— start of The records —
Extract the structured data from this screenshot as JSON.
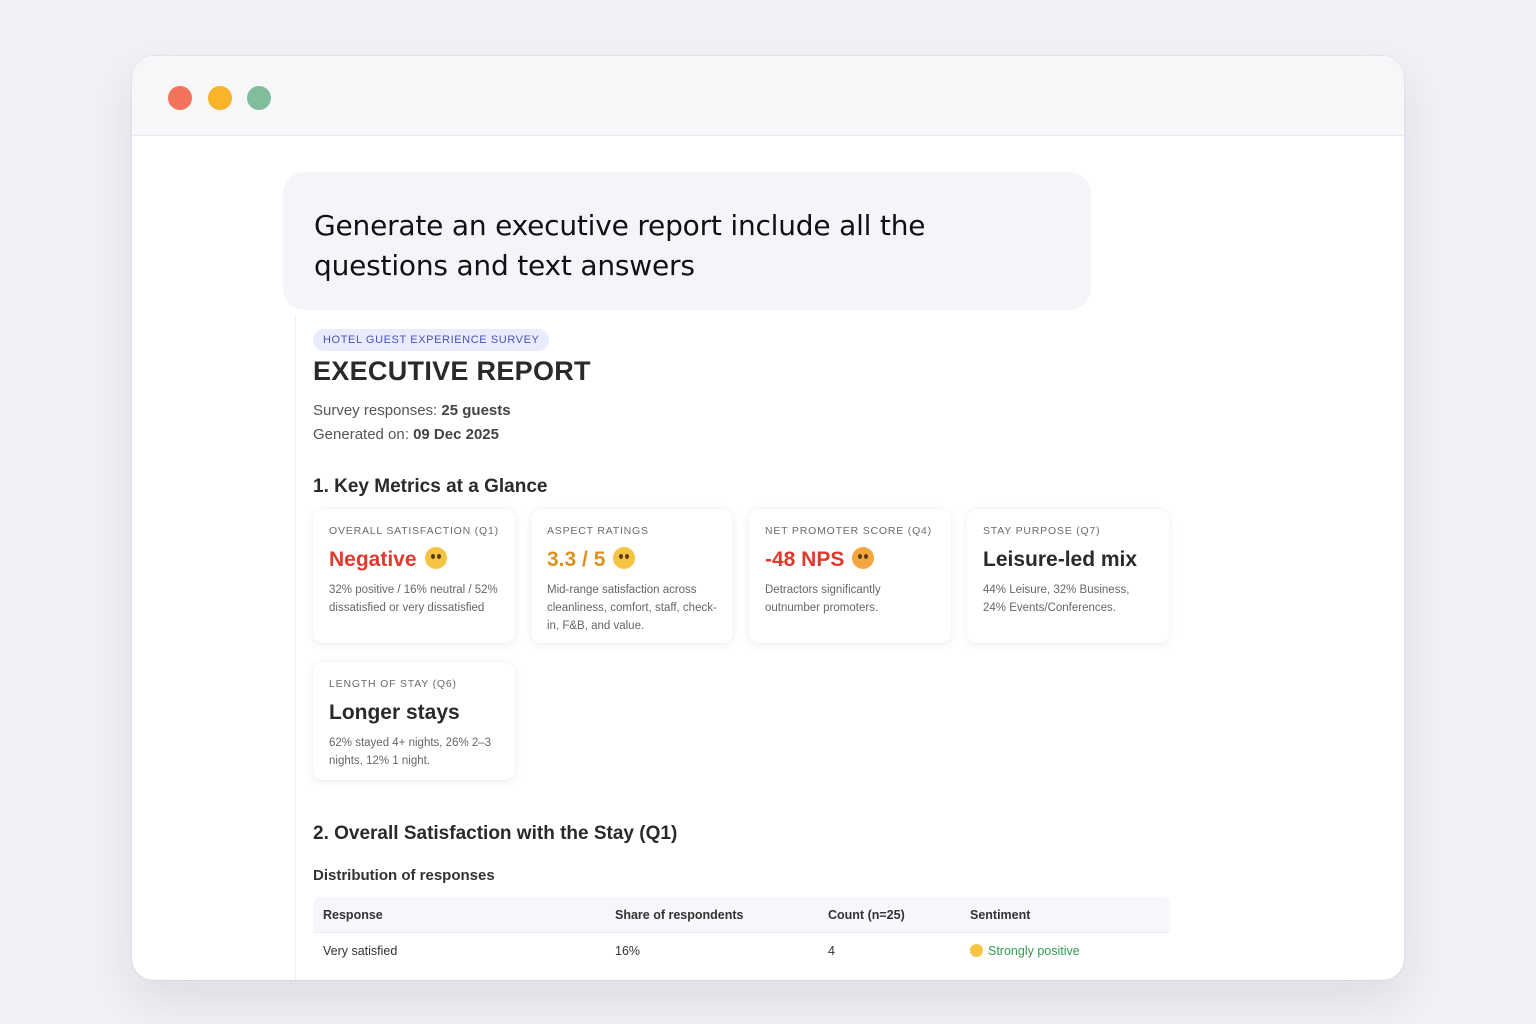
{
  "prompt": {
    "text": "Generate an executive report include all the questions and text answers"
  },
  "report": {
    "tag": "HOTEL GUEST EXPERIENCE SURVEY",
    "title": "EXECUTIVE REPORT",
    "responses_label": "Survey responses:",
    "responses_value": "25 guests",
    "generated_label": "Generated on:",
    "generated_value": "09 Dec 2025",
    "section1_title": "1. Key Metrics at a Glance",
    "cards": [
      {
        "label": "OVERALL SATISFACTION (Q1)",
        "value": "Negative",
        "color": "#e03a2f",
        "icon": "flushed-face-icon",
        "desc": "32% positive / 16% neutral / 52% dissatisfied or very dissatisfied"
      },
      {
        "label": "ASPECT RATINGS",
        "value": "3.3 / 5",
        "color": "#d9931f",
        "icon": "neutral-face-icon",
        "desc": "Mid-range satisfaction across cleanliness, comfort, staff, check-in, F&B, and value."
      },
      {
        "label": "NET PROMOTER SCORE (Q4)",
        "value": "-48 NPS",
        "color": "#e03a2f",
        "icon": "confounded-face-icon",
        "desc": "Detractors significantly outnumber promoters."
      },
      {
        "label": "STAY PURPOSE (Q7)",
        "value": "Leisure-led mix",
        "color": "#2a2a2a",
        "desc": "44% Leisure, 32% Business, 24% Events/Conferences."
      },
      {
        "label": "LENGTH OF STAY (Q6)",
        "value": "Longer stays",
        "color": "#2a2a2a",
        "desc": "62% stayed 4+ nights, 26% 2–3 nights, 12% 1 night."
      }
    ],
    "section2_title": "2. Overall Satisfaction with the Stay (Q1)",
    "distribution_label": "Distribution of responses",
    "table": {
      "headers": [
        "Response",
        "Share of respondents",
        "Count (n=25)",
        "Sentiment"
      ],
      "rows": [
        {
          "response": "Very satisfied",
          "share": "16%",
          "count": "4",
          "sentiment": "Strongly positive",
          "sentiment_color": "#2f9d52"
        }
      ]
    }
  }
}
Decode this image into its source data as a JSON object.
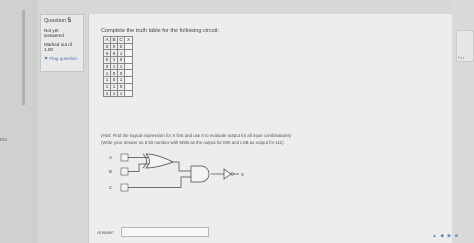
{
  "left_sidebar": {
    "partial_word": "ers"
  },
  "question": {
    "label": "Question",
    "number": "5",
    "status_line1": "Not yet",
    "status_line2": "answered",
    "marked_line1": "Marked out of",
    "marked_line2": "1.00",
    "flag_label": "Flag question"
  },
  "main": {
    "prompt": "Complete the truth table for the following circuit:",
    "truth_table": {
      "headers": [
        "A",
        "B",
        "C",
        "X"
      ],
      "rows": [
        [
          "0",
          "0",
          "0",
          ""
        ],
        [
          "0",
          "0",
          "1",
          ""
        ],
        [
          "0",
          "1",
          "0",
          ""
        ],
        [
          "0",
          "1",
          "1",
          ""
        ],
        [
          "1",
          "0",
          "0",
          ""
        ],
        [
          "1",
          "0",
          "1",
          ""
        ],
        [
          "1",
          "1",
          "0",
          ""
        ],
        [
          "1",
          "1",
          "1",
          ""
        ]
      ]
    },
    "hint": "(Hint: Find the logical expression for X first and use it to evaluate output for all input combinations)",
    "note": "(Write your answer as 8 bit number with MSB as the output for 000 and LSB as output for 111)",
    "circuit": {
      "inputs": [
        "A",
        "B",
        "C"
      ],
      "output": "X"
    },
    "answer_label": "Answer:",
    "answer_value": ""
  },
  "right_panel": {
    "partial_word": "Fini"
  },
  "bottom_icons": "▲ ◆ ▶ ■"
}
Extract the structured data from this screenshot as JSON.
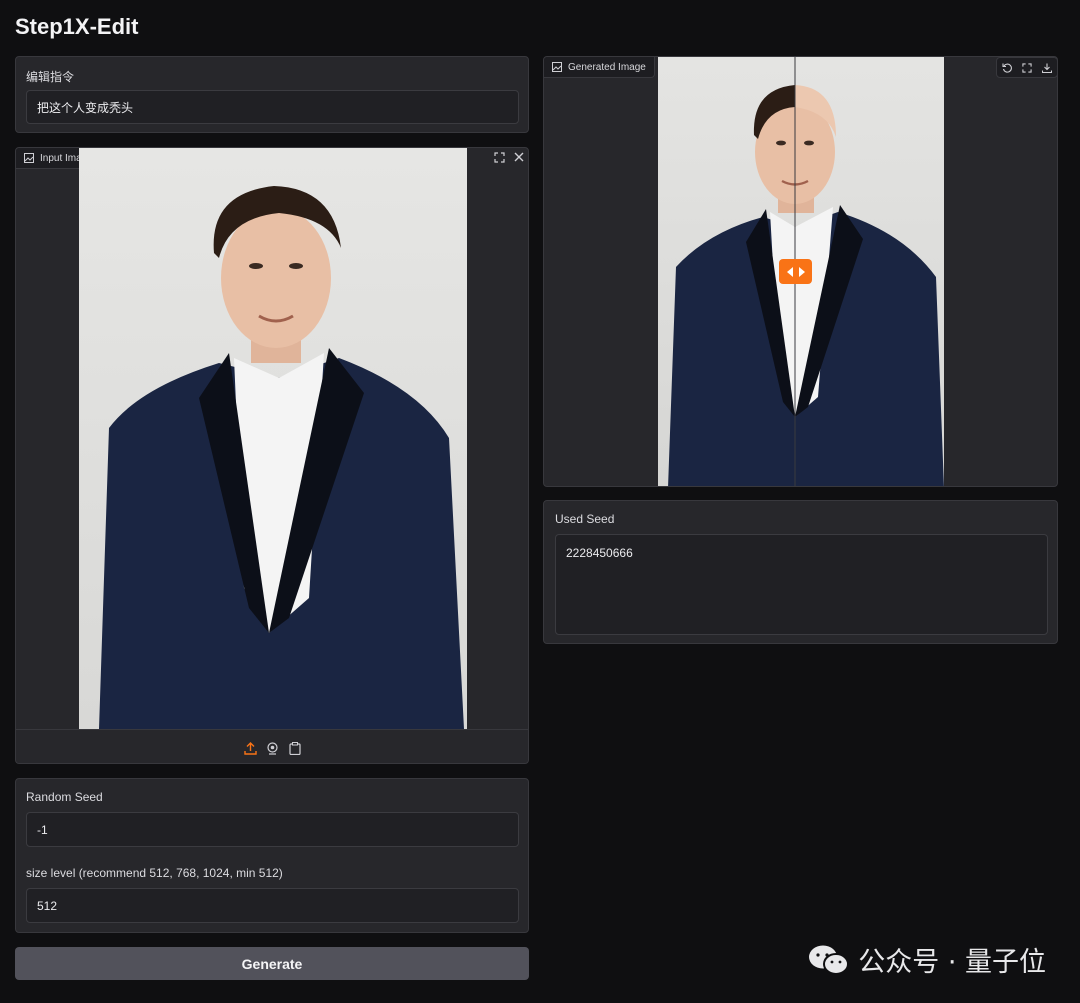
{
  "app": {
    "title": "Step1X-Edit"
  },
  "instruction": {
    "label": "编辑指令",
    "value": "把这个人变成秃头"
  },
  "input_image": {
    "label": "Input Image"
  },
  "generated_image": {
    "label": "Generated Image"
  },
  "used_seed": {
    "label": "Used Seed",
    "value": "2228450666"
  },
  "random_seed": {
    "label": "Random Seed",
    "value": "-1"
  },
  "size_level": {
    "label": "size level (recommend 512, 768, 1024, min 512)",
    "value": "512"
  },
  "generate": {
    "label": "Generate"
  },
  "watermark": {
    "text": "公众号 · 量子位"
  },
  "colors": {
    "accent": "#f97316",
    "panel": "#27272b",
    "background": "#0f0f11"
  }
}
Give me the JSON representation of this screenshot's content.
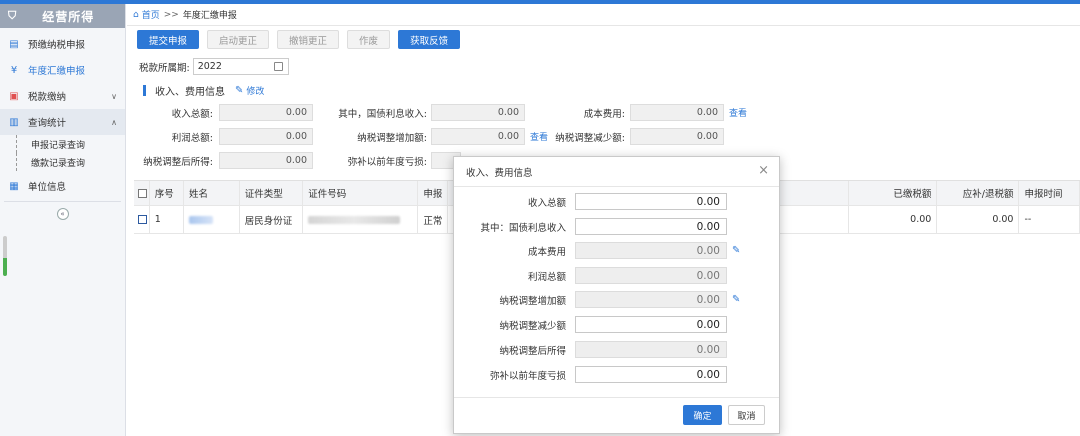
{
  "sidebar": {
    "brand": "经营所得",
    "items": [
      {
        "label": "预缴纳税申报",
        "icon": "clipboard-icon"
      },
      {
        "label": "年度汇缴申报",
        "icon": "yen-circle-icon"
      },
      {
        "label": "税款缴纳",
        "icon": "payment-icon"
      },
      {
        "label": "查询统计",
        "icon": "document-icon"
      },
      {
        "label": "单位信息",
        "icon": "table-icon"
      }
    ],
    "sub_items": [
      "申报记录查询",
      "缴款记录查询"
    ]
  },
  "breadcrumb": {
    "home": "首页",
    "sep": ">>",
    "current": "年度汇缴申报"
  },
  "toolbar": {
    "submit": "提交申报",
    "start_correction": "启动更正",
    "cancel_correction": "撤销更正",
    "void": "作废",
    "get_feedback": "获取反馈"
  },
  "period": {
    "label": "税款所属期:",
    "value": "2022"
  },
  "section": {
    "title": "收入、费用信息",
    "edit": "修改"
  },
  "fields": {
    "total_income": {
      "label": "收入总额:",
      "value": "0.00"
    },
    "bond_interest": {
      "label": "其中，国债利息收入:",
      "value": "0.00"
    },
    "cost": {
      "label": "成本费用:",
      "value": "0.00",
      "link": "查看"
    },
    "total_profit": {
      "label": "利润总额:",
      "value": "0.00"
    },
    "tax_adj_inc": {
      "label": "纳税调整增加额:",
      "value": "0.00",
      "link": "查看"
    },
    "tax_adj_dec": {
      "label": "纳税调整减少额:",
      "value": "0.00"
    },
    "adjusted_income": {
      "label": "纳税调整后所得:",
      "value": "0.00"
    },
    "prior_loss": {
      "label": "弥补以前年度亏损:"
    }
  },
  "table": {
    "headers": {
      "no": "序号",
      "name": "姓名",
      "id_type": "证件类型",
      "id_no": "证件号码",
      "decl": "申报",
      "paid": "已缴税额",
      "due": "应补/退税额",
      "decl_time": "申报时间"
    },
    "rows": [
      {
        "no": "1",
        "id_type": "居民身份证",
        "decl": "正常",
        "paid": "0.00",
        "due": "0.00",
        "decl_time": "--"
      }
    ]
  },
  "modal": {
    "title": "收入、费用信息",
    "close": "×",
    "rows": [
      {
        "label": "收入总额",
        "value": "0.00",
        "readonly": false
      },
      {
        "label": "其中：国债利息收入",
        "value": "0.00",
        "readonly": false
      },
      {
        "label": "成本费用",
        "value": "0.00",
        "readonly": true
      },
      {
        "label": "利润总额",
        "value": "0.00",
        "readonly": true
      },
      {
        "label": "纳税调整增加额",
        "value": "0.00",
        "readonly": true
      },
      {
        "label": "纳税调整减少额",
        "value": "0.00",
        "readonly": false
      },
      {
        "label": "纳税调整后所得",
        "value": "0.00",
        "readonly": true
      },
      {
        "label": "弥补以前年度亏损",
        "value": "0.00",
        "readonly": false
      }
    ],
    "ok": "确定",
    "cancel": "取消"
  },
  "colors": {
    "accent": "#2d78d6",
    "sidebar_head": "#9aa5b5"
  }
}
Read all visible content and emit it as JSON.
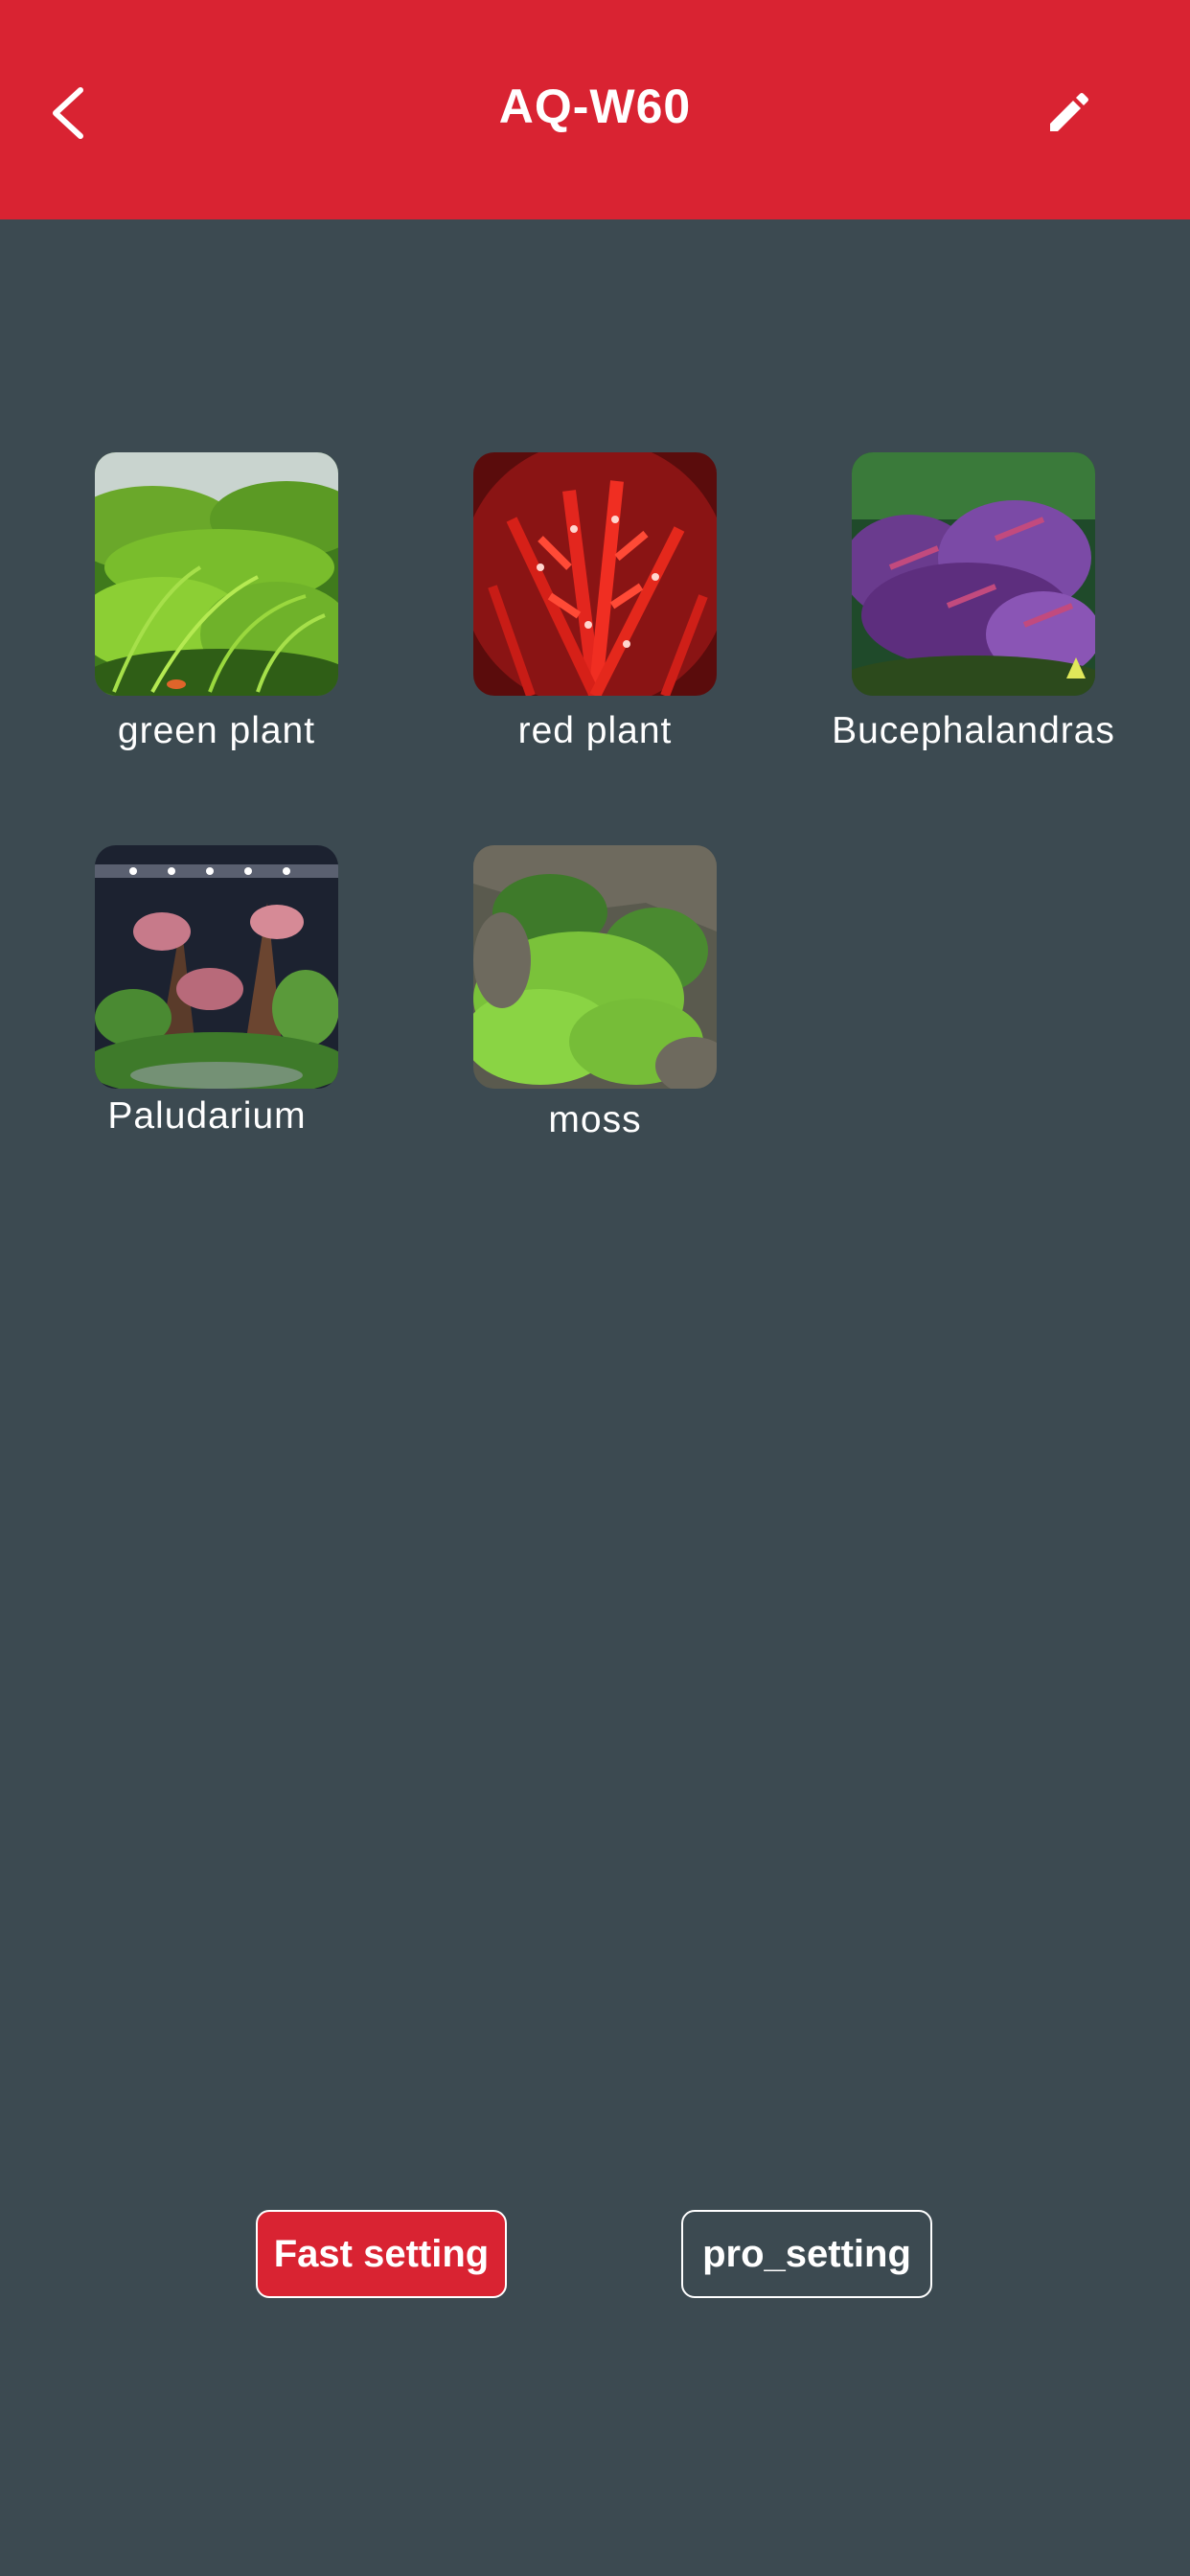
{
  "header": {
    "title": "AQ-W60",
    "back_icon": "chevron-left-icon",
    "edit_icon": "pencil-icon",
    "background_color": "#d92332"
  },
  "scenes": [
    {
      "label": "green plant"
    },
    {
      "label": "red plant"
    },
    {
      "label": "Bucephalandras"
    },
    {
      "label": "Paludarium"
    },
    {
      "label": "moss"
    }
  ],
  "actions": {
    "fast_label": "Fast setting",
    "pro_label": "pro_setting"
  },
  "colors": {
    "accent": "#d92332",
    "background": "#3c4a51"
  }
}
— end of The records —
→ **Exercise description**: Of the lines in the listing, how many hold the word "face"? Nothing but the number is needed.

→ **Complete answer**: 3